DIRECTIONS FOR THIS TASK: Records follow. Copy every line with "federal".

— START SUPPLIED DATA —

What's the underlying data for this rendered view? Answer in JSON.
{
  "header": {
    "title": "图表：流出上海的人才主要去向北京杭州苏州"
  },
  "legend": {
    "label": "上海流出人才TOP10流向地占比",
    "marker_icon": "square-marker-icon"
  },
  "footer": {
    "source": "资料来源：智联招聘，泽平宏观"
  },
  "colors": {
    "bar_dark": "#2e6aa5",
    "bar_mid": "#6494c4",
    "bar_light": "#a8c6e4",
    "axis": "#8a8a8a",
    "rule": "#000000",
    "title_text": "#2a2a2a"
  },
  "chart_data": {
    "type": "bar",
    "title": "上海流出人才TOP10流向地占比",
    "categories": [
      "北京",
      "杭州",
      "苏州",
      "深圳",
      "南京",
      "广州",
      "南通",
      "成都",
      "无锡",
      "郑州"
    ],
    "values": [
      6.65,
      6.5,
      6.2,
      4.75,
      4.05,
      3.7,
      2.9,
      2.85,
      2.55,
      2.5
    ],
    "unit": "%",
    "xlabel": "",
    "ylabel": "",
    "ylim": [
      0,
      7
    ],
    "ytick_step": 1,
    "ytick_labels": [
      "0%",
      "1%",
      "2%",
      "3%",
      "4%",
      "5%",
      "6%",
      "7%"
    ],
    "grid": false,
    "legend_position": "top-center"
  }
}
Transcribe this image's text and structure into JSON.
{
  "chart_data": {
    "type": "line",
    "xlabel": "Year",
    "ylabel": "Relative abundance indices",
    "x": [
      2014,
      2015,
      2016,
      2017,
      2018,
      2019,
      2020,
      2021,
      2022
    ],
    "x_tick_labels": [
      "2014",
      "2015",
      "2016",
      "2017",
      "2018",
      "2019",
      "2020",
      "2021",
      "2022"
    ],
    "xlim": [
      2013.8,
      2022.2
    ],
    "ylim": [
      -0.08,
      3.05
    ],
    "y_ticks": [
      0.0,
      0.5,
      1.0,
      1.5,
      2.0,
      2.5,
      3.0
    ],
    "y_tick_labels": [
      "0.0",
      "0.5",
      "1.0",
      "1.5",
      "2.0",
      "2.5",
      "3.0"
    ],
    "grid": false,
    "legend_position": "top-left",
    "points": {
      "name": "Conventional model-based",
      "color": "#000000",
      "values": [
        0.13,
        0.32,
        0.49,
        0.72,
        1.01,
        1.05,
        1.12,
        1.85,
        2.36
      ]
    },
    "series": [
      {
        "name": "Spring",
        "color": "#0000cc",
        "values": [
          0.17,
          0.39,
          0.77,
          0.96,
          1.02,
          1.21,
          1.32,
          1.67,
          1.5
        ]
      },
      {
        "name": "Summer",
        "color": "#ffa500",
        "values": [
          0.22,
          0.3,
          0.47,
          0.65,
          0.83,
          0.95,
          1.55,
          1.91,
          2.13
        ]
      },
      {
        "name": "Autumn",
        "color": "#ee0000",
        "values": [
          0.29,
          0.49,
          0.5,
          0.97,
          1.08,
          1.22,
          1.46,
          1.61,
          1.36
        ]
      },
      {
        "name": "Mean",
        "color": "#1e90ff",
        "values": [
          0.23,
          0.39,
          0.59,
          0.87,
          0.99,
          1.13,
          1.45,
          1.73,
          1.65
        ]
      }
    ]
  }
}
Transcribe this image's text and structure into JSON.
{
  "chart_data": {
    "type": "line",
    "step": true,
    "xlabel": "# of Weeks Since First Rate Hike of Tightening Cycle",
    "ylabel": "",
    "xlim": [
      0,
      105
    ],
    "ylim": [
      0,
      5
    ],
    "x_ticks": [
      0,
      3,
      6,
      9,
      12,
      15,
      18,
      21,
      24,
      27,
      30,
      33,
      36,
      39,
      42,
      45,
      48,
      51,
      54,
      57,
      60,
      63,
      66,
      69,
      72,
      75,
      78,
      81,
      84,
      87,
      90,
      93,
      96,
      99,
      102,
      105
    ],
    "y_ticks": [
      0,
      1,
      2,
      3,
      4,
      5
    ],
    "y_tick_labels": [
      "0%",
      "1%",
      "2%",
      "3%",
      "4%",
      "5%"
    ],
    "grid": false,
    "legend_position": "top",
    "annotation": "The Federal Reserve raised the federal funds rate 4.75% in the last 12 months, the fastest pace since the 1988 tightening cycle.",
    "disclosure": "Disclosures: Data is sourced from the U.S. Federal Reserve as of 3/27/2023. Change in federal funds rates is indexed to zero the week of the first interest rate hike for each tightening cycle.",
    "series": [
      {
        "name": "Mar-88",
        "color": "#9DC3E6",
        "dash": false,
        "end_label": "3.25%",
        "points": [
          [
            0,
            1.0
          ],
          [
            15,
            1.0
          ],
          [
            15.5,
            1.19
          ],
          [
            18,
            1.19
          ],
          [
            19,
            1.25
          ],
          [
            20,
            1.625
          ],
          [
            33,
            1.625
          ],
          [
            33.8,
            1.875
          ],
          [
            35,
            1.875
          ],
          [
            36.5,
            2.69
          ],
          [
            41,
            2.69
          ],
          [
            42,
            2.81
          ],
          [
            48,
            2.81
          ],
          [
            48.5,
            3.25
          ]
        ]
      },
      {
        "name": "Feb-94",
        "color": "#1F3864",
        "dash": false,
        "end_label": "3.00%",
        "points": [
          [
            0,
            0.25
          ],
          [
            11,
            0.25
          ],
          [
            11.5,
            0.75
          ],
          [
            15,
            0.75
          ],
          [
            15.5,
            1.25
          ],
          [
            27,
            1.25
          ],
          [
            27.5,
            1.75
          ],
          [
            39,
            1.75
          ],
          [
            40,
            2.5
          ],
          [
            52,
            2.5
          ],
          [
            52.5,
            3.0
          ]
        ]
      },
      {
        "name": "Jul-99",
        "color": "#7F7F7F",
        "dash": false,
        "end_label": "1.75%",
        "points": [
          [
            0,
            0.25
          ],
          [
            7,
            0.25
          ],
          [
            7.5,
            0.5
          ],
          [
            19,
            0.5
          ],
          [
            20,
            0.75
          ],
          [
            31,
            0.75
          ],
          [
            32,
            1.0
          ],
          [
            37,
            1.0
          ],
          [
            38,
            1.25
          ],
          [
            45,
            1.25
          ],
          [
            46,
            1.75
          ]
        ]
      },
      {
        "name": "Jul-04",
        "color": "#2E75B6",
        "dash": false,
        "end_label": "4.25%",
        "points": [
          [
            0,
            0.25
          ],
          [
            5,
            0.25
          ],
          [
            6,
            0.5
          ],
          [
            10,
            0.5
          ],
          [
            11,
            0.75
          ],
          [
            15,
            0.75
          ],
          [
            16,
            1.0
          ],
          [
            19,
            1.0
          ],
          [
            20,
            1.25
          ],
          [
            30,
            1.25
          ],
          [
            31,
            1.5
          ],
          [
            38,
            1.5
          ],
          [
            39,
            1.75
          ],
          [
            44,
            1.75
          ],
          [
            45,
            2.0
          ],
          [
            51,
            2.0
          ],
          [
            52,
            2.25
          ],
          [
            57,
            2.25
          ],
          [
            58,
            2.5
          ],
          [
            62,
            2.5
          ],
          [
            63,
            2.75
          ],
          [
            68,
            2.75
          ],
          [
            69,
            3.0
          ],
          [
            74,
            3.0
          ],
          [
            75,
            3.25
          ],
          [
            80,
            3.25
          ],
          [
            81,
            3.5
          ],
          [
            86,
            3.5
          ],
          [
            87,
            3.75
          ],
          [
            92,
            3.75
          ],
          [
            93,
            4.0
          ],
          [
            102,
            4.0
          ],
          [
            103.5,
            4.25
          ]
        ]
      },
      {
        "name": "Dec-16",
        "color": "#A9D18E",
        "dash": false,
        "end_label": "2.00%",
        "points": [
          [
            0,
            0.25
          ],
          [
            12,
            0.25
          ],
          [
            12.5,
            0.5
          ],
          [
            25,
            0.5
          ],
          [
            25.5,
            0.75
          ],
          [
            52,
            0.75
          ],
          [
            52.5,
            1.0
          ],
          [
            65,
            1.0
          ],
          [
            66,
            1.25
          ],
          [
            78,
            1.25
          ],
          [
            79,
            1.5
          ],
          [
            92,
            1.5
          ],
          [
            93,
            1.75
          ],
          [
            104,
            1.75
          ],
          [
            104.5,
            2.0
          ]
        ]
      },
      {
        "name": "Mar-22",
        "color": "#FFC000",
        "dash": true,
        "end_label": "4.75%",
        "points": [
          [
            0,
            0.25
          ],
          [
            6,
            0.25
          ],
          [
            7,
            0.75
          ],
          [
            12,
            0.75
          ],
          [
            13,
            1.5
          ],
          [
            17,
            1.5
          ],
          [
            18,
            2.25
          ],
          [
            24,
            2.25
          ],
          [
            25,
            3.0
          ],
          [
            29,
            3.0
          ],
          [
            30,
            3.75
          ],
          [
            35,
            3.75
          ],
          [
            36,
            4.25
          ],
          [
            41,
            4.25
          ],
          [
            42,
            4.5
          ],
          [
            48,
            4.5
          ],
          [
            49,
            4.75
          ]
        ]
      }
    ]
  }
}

— END SUPPLIED DATA —

RESULT FOR THIS EXERCISE:
    "annotation": "The Federal Reserve raised the federal funds rate 4.75% in the last 12 months, the fastest pace since the 1988 tightening cycle.",
    "disclosure": "Disclosures: Data is sourced from the U.S. Federal Reserve as of 3/27/2023. Change in federal funds rates is indexed to zero the week of the first interest rate hike for each tightening cycle.",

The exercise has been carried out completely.